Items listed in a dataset
>>>
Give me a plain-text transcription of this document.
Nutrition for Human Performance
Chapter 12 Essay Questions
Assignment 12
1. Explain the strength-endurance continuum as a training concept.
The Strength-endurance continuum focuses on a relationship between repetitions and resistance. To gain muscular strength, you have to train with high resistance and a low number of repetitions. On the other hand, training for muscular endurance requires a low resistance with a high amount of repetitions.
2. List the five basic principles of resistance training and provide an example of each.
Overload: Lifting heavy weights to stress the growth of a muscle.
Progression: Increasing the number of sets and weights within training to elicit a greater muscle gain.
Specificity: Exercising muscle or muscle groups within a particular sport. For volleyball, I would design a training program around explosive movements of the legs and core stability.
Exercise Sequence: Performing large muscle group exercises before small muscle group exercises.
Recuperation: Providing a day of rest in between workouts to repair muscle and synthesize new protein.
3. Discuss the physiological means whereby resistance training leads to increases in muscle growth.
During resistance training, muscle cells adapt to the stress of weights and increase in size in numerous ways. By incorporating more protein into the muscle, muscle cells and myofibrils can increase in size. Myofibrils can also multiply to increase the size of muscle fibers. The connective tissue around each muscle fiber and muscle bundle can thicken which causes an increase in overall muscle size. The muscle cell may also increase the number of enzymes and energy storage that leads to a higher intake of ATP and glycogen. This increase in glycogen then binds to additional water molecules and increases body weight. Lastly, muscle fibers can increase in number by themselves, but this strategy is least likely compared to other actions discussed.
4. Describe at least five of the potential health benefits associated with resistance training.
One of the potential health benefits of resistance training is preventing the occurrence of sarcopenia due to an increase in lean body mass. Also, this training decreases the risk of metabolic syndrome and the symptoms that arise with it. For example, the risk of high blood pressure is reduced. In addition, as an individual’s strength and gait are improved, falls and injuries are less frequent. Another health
<<<
__ACTION ITEM__
Check every line of the data for the word "between". The response is the count alone.

__RESPONSE__
2